## Job:
Give back all the data exactly, line by line.

## Items:

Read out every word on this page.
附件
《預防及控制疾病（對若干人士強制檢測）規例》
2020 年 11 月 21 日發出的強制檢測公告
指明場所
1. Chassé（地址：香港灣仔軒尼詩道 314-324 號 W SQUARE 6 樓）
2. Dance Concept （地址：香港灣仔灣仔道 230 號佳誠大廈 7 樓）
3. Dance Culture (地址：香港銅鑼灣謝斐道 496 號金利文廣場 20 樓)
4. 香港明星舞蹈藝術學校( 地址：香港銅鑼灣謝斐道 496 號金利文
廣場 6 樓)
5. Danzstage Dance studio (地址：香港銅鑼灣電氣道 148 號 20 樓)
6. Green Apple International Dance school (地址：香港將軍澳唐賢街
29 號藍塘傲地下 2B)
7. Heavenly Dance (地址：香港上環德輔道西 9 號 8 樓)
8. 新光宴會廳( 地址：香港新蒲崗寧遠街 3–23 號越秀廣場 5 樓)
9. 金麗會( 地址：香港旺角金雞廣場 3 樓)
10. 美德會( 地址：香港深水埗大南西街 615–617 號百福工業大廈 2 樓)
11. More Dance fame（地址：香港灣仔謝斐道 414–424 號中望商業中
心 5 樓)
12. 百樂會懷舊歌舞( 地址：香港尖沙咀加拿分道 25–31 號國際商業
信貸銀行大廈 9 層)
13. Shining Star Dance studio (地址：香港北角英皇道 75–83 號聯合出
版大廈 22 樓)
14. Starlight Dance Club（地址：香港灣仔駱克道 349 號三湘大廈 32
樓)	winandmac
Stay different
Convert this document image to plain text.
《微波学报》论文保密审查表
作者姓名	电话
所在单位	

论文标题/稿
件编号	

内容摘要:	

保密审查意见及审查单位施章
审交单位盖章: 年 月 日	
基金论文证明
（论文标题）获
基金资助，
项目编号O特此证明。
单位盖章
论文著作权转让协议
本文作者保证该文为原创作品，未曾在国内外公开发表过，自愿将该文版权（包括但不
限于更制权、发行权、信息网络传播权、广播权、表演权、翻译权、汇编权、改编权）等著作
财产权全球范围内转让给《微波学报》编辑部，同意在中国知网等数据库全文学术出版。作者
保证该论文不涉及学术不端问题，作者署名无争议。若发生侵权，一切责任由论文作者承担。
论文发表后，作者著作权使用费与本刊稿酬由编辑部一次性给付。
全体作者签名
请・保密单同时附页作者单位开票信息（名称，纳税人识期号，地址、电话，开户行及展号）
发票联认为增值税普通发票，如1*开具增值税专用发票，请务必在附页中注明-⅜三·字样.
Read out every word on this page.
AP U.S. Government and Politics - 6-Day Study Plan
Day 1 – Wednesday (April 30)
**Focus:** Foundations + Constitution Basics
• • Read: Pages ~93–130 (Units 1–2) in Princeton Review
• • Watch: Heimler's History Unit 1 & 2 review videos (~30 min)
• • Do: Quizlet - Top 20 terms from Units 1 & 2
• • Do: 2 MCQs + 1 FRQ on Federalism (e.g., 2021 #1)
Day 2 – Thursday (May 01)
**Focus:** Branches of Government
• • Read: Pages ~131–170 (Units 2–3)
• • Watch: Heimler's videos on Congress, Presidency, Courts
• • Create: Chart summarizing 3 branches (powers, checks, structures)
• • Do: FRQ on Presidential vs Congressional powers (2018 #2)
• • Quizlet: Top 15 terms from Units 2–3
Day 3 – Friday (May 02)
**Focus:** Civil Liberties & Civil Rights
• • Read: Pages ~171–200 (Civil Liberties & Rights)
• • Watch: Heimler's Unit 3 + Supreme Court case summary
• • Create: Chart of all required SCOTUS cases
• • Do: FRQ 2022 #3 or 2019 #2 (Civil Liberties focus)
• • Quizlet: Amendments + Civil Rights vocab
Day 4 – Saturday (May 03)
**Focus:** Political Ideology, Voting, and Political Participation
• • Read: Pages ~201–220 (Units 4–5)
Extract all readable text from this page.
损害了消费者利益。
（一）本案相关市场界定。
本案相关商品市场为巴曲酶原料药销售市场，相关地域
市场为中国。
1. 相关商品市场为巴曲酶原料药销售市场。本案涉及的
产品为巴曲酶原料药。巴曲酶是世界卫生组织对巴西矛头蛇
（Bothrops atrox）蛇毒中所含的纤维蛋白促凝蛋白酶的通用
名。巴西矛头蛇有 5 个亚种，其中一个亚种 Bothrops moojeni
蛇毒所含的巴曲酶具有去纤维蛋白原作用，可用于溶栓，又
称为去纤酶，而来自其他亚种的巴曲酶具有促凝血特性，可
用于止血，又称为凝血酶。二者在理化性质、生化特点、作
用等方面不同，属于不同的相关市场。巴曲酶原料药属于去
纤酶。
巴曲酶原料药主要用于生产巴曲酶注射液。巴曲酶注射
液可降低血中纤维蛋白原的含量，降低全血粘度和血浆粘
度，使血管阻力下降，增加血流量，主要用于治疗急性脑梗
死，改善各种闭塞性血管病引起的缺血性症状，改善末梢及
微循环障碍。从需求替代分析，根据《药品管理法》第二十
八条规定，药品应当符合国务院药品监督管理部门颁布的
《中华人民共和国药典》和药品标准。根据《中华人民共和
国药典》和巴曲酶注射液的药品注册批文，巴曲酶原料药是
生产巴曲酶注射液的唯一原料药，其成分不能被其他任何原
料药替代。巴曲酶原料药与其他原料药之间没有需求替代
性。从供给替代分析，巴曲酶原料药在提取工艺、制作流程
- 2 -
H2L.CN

## Task solution:
Read out every word on this page.
附件
《預防及控制疾病（對若干人士強制檢測）規例》
2020 年 11 月 21 日發出的強制檢測公告
指明場所
1. Chassé（地址：香港灣仔軒尼詩道 314-324 號 W SQUARE 6 樓）
2. Dance Concept （地址：香港灣仔灣仔道 230 號佳誠大廈 7 樓）
3. Dance Culture (地址：香港銅鑼灣謝斐道 496 號金利文廣場 20 樓)
4. 香港明星舞蹈藝術學校( 地址：香港銅鑼灣謝斐道 496 號金利文
廣場 6 樓)
5. Danzstage Dance studio (地址：香港銅鑼灣電氣道 148 號 20 樓)
6. Green Apple International Dance school (地址：香港將軍澳唐賢街
29 號藍塘傲地下 2B)
7. Heavenly Dance (地址：香港上環德輔道西 9 號 8 樓)
8. 新光宴會廳( 地址：香港新蒲崗寧遠街 3–23 號越秀廣場 5 樓)
9. 金麗會( 地址：香港旺角金雞廣場 3 樓)
10. 美德會( 地址：香港深水埗大南西街 615–617 號百福工業大廈 2 樓)
11. More Dance fame（地址：香港灣仔謝斐道 414–424 號中望商業中
心 5 樓)
12. 百樂會懷舊歌舞( 地址：香港尖沙咀加拿分道 25–31 號國際商業
信貸銀行大廈 9 層)
13. Shining Star Dance studio (地址：香港北角英皇道 75–83 號聯合出
版大廈 22 樓)
14. Starlight Dance Club（地址：香港灣仔駱克道 349 號三湘大廈 32
樓)	winandmac
Stay different
Convert this document image to plain text.
《微波学报》论文保密审查表
作者姓名	电话
所在单位	

论文标题/稿
件编号	

内容摘要:	

保密审查意见及审查单位施章
审交单位盖章: 年 月 日	
基金论文证明
（论文标题）获
基金资助，
项目编号O特此证明。
单位盖章
论文著作权转让协议
本文作者保证该文为原创作品，未曾在国内外公开发表过，自愿将该文版权（包括但不
限于更制权、发行权、信息网络传播权、广播权、表演权、翻译权、汇编权、改编权）等著作
财产权全球范围内转让给《微波学报》编辑部，同意在中国知网等数据库全文学术出版。作者
保证该论文不涉及学术不端问题，作者署名无争议。若发生侵权，一切责任由论文作者承担。
论文发表后，作者著作权使用费与本刊稿酬由编辑部一次性给付。
全体作者签名
请・保密单同时附页作者单位开票信息（名称，纳税人识期号，地址、电话，开户行及展号）
发票联认为增值税普通发票，如1*开具增值税专用发票，请务必在附页中注明-⅜三·字样.
Read out every word on this page.
AP U.S. Government and Politics - 6-Day Study Plan
Day 1 – Wednesday (April 30)
**Focus:** Foundations + Constitution Basics
• • Read: Pages ~93–130 (Units 1–2) in Princeton Review
• • Watch: Heimler's History Unit 1 & 2 review videos (~30 min)
• • Do: Quizlet - Top 20 terms from Units 1 & 2
• • Do: 2 MCQs + 1 FRQ on Federalism (e.g., 2021 #1)
Day 2 – Thursday (May 01)
**Focus:** Branches of Government
• • Read: Pages ~131–170 (Units 2–3)
• • Watch: Heimler's videos on Congress, Presidency, Courts
• • Create: Chart summarizing 3 branches (powers, checks, structures)
• • Do: FRQ on Presidential vs Congressional powers (2018 #2)
• • Quizlet: Top 15 terms from Units 2–3
Day 3 – Friday (May 02)
**Focus:** Civil Liberties & Civil Rights
• • Read: Pages ~171–200 (Civil Liberties & Rights)
• • Watch: Heimler's Unit 3 + Supreme Court case summary
• • Create: Chart of all required SCOTUS cases
• • Do: FRQ 2022 #3 or 2019 #2 (Civil Liberties focus)
• • Quizlet: Amendments + Civil Rights vocab
Day 4 – Saturday (May 03)
**Focus:** Political Ideology, Voting, and Political Participation
• • Read: Pages ~201–220 (Units 4–5)
Extract all readable text from this page.
损害了消费者利益。
（一）本案相关市场界定。
本案相关商品市场为巴曲酶原料药销售市场，相关地域
市场为中国。
1. 相关商品市场为巴曲酶原料药销售市场。本案涉及的
产品为巴曲酶原料药。巴曲酶是世界卫生组织对巴西矛头蛇
（Bothrops atrox）蛇毒中所含的纤维蛋白促凝蛋白酶的通用
名。巴西矛头蛇有 5 个亚种，其中一个亚种 Bothrops moojeni
蛇毒所含的巴曲酶具有去纤维蛋白原作用，可用于溶栓，又
称为去纤酶，而来自其他亚种的巴曲酶具有促凝血特性，可
用于止血，又称为凝血酶。二者在理化性质、生化特点、作
用等方面不同，属于不同的相关市场。巴曲酶原料药属于去
纤酶。
巴曲酶原料药主要用于生产巴曲酶注射液。巴曲酶注射
液可降低血中纤维蛋白原的含量，降低全血粘度和血浆粘
度，使血管阻力下降，增加血流量，主要用于治疗急性脑梗
死，改善各种闭塞性血管病引起的缺血性症状，改善末梢及
微循环障碍。从需求替代分析，根据《药品管理法》第二十
八条规定，药品应当符合国务院药品监督管理部门颁布的
《中华人民共和国药典》和药品标准。根据《中华人民共和
国药典》和巴曲酶注射液的药品注册批文，巴曲酶原料药是
生产巴曲酶注射液的唯一原料药，其成分不能被其他任何原
料药替代。巴曲酶原料药与其他原料药之间没有需求替代
性。从供给替代分析，巴曲酶原料药在提取工艺、制作流程
- 2 -
H2L.CN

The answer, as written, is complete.